BEGIN

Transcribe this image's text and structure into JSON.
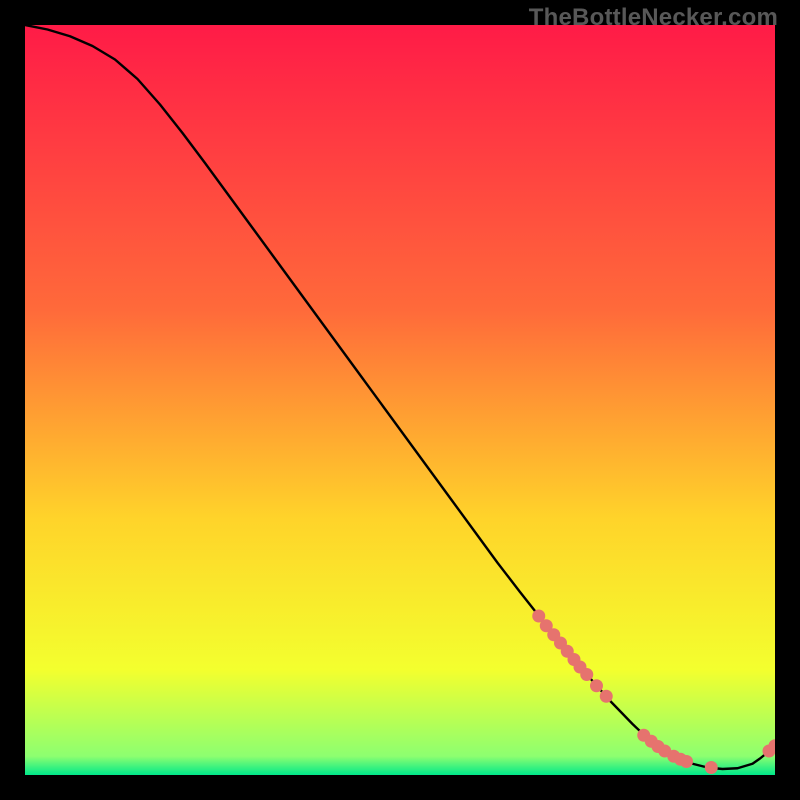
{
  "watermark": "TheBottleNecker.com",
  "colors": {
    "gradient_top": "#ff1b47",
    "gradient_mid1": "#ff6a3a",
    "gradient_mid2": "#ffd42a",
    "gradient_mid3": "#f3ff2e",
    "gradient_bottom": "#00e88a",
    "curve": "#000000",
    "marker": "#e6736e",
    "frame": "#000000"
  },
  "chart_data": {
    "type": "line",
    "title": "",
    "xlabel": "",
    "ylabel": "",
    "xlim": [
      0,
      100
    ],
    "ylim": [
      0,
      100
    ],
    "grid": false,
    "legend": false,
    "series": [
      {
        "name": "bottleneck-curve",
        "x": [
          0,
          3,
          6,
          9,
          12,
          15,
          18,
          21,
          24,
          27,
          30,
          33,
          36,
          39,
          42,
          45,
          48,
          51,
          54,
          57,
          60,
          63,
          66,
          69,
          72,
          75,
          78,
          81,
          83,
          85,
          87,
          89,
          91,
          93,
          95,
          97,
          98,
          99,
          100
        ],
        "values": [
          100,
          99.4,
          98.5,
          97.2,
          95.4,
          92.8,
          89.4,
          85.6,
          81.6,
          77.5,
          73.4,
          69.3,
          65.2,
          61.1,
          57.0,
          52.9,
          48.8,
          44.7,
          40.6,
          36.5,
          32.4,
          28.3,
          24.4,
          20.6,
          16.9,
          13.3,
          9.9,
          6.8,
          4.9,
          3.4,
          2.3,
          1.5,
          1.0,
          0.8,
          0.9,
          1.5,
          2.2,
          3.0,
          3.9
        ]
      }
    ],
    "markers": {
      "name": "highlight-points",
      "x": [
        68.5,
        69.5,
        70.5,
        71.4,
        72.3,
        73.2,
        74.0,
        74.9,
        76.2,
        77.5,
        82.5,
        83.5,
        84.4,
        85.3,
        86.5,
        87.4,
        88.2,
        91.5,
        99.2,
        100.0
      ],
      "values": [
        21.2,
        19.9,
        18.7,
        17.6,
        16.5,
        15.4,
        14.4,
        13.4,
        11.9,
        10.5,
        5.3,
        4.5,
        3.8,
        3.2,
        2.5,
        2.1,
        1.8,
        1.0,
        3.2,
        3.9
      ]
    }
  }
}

END
BEGIN

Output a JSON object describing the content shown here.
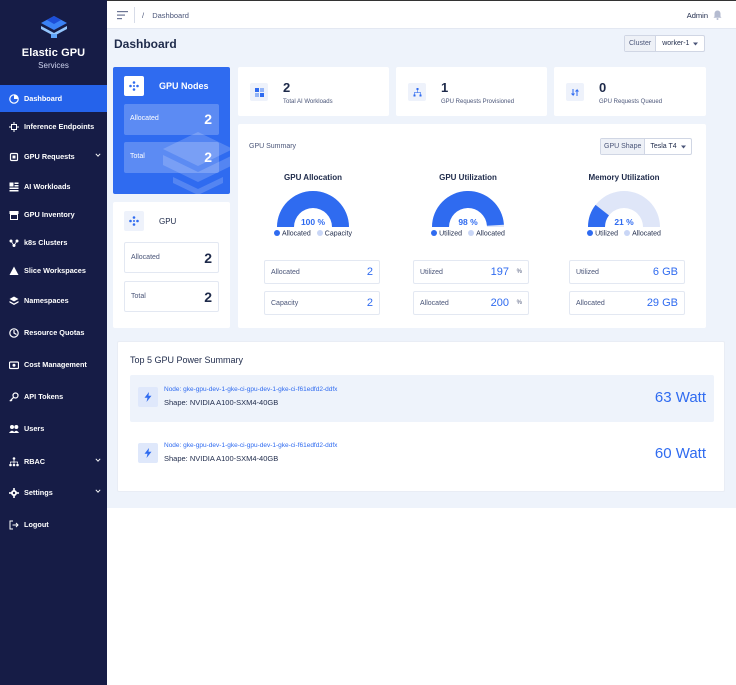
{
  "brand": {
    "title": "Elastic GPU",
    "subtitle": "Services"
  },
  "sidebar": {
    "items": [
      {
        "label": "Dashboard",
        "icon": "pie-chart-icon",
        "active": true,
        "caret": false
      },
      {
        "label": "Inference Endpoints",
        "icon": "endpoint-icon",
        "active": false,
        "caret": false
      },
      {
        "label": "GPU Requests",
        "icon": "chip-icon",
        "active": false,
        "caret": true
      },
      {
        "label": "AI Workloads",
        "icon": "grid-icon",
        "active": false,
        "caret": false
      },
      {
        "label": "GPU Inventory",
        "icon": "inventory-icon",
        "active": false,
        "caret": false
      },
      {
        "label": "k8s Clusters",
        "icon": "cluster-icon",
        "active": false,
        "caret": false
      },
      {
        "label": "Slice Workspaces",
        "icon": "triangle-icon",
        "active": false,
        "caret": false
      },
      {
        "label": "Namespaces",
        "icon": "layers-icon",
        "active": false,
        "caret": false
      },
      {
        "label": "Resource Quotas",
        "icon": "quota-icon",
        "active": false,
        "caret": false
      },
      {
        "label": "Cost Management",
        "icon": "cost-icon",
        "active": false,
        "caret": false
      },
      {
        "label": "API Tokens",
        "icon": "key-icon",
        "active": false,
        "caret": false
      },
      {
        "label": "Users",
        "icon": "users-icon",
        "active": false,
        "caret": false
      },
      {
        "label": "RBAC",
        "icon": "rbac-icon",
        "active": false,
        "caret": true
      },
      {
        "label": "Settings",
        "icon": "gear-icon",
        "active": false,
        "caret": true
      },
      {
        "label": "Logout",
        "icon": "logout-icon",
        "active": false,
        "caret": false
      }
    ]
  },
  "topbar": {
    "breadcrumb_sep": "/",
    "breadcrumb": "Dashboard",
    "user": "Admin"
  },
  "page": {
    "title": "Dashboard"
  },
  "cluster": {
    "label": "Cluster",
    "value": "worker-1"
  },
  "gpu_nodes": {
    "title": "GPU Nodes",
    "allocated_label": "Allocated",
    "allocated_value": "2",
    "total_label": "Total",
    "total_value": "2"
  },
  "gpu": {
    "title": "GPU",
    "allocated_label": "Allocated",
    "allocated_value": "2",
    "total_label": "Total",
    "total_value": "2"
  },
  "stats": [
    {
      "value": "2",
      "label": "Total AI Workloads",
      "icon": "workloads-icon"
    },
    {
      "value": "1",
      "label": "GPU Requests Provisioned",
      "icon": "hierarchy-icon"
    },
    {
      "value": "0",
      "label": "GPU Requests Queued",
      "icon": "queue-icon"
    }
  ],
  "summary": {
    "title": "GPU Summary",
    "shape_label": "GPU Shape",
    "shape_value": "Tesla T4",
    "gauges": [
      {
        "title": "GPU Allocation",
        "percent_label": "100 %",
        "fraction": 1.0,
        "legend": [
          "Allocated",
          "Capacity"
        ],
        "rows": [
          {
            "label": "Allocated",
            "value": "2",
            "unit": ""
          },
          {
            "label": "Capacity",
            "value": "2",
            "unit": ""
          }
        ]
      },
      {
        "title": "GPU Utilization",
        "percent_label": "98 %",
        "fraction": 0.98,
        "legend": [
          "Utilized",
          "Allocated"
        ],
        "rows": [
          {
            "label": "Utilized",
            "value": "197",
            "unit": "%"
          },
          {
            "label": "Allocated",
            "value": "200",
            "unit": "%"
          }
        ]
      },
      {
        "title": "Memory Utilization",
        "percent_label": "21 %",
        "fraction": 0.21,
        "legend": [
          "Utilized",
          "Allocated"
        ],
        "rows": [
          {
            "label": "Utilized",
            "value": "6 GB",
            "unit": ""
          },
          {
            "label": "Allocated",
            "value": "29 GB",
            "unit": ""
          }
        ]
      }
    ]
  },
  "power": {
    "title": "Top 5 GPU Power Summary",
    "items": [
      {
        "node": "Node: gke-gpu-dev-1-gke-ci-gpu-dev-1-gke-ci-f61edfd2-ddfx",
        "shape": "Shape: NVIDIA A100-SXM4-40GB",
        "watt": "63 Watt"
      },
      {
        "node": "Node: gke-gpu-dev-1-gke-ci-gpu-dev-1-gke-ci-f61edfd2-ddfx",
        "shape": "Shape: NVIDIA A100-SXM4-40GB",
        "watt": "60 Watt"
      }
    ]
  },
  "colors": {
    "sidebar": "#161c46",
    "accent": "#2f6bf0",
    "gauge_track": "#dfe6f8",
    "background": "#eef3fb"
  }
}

END

Go through the preceding material and copy each line that has the word "Dashboard".

- **Completed task**
        "label": "Dashboard",
    "breadcrumb": "Dashboard",
    "title": "Dashboard"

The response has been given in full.